(Цитируемый текст)

Однажды Квинтиан взял сына в Рим. Прежде чем войти в город, римлянин как добрый христианин посетил базилику Святого Петра, которая находилась перед городской стеной. Лев знал, что здесь покоятся останки апостола, который ходил по земле вместе с Иисусом Христом, и потому с необычайным воодушевлением следовал за отцом.
Отец и сын подошли к огромной мраморной чаше, заполненной водой. Как и прочие христиане, они омыли руки и продолжили путь по внутреннему двору базилики. Пространство перед храмом было ограждено рядами колонн. Им довелось двигаться мимо людей, которые прямо во внутреннем дворе коленопреклоненно шептали слова обращенными к небу устами. В раскрытые двери базилики можно было видеть, что в ее центральном нефе достаточно много свободного места, и Лев тихо спросил отца:
— Почему они здесь совершают молитву?
— Эти люди считают себя большими грешниками и не отваживаются войти в храм, где находятся мощи апостола Петра, — пояснил Квинтиан.
Величайшее благоговение охватило душу мальчика, и он не осмеливался переступить порог церкви, хотя никогда не был боязливым и великие грехи не лежали камнем на его душе.
— Идем, Лев. — Квинтиан пригласил застывшего сына.
— Я сейчас, отец. — Юноша сбросил сандалии за колонной и только потом, охваченный великим внутренним трепетом, вошел в базилику.
Некоторое время отец и сын коленопреклоненно молились в полупустом храме. Мало-помалу он наполнился римлянами, и началась служба. Тем временем солнце за спиной молящихся поднялось выше, его яркие лучи через множество окон с восточной стороны базилики проникли в храм и осветили алтарь. Золото, начищенная медь и бронза играли на солнечном свете, и казалось, что самая важная часть храма стала такой же живой, как находящиеся в его стенах люди.
В продолжение службы Лев все время смотрел на выбеленную стену слева от алтаря, чем немало удивил отца. Когда они вышли из храма, отец спросил:
— Скажи, сын, почему ты все время смотрел на пустую стену, а не на алтарь, где епископ воздавал хвалу Господу.
— Да разве ты не видел, что на стене был святой Петр и он все время двигался?! Разве это не чудо?!
— Ты уверен, что сам апостол Петр предстал пред тобою? — Римлянин подозрительно посмотрел на сына.
— Да! Я видел изображение апостола в книге: на стене он был точно с такой бородой, ключами и посохом. Только посох он кому-то протягивал, словно желал вручить. Да разве ты сам его не лицезрел?! — снова спросил изумленный Лев.
— Нет, стена была совершенно белой, и на ней не сидела даже пчела. Я уверен, что никто, кроме тебя, не видел апостола Петра.
— Так значит, Петр желал вручить свой посох мне?! — произнес Лев и замолчал от ужасной мысли, что его предположение — нечто иное, как величайшая гордыня.
Поодаль от сына с отцом, которые пылко и громко обсуждали необычное видение, стоял человек в черном плаще. Худощавый мужчина с мужественными чертами лица и удивительно добрыми глазами смущенно приблизился к провинциалам.

(Набор данных)

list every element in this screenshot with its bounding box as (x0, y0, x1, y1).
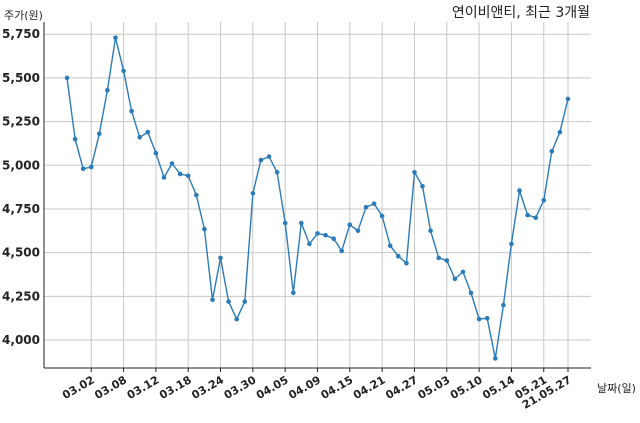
data-point (371, 201, 377, 206)
data-point (218, 255, 223, 261)
y-tick-label: 4,750 (2, 202, 40, 216)
data-point (258, 157, 264, 163)
y-tick-label: 4,250 (2, 289, 40, 303)
data-point (266, 154, 272, 159)
data-point (565, 96, 571, 102)
chart-title: 연이비앤티, 최근 3개월 (452, 5, 590, 21)
data-point (97, 131, 102, 137)
data-point (210, 297, 215, 303)
data-point (105, 87, 110, 93)
data-point (161, 175, 167, 180)
x-tick-label: 03.02 (60, 373, 97, 402)
data-point (315, 231, 320, 236)
x-tick-label: 03.30 (222, 373, 259, 402)
data-point (169, 161, 175, 166)
data-point (460, 269, 466, 275)
x-tick-label: 03.24 (189, 373, 226, 402)
data-point (129, 108, 134, 114)
data-point (468, 290, 474, 296)
y-tick-label: 5,250 (2, 115, 40, 129)
data-point (202, 226, 207, 232)
x-tick-label: 05.14 (480, 373, 517, 402)
data-point (153, 150, 159, 156)
data-point (525, 212, 530, 218)
data-point (363, 204, 369, 210)
data-point (557, 129, 563, 135)
data-point (282, 220, 288, 226)
y-tick-label: 5,000 (2, 158, 40, 172)
data-point (379, 213, 385, 219)
data-point (517, 188, 522, 193)
axes (43, 22, 591, 372)
data-point (428, 228, 433, 234)
y-tick-labels: 4,000 4,250 4,500 4,750 5,000 5,250 5,500 5,750 (2, 27, 40, 347)
data-point (185, 173, 191, 179)
data-point (250, 191, 256, 196)
y-axis-label: 주가(원) (4, 9, 43, 22)
data-point (307, 241, 312, 247)
data-point (452, 276, 458, 282)
data-point (484, 315, 490, 321)
data-point (88, 164, 94, 170)
x-axis-label: 날짜(일) (597, 381, 636, 395)
x-tick-label: 04.21 (351, 373, 388, 402)
x-tick-label: 03.08 (92, 373, 129, 402)
data-point (242, 299, 248, 304)
x-tick-label: 04.27 (383, 373, 420, 402)
data-point (444, 258, 450, 263)
data-point (476, 316, 482, 322)
y-tick-label: 4,500 (2, 246, 40, 260)
x-tick-label: 03.12 (125, 373, 162, 402)
x-tick-label: 04.15 (319, 373, 356, 402)
data-point (226, 299, 231, 304)
data-point (137, 135, 142, 140)
data-point (493, 356, 498, 361)
data-point (274, 170, 280, 175)
data-point (177, 171, 183, 177)
data-point (113, 35, 118, 40)
x-tick-labels: 03.0203.0803.1203.1803.2403.3004.0504.09… (60, 373, 573, 412)
data-point (72, 136, 78, 142)
data-point (387, 243, 393, 248)
y-tick-label: 5,750 (2, 27, 40, 41)
data-point (80, 166, 86, 172)
data-point (436, 255, 442, 261)
x-tick-label: 05.03 (416, 373, 453, 402)
data-point (339, 248, 345, 254)
data-point (64, 75, 70, 81)
data-point (291, 290, 296, 296)
data-point (121, 68, 126, 74)
data-point (396, 253, 401, 259)
data-point (501, 302, 506, 308)
x-tick-label: 05.10 (448, 373, 485, 402)
data-point (549, 149, 555, 154)
x-tick-label: 04.05 (254, 373, 291, 402)
data-point (194, 192, 199, 198)
data-point (234, 316, 239, 322)
price-series (64, 35, 571, 361)
data-point (420, 184, 425, 189)
data-point (541, 197, 547, 203)
data-point (509, 241, 514, 247)
x-tick-label: 04.09 (286, 373, 323, 402)
data-point (299, 220, 304, 226)
data-point (533, 215, 538, 220)
data-point (355, 228, 361, 234)
data-point (412, 170, 417, 175)
grid-lines (44, 22, 591, 368)
data-point (145, 129, 151, 135)
data-point (347, 222, 353, 227)
data-point (323, 232, 328, 238)
data-point (404, 260, 409, 266)
y-tick-label: 4,000 (2, 333, 40, 347)
y-tick-label: 5,500 (2, 71, 40, 85)
data-point (331, 236, 337, 241)
x-tick-label: 03.18 (157, 373, 194, 402)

(Требуемые действия)
1. Переведите на английский язык предложение из цитируемого текста: «Лев знал, что здесь покоятся останки апостола, который ходил по земле вместе с Иисусом Христом, и потому с необычайным воодушевлением следовал за отцом».
2. Выпишите из цитируемого текста все названия металлов.

(Набор ответов)
1. Leo knew that the remains of the apostle who had walked the earth together with Jesus Christ rested here, and so he followed his father with extraordinary enthusiasm.

2. Золото, медь, бронза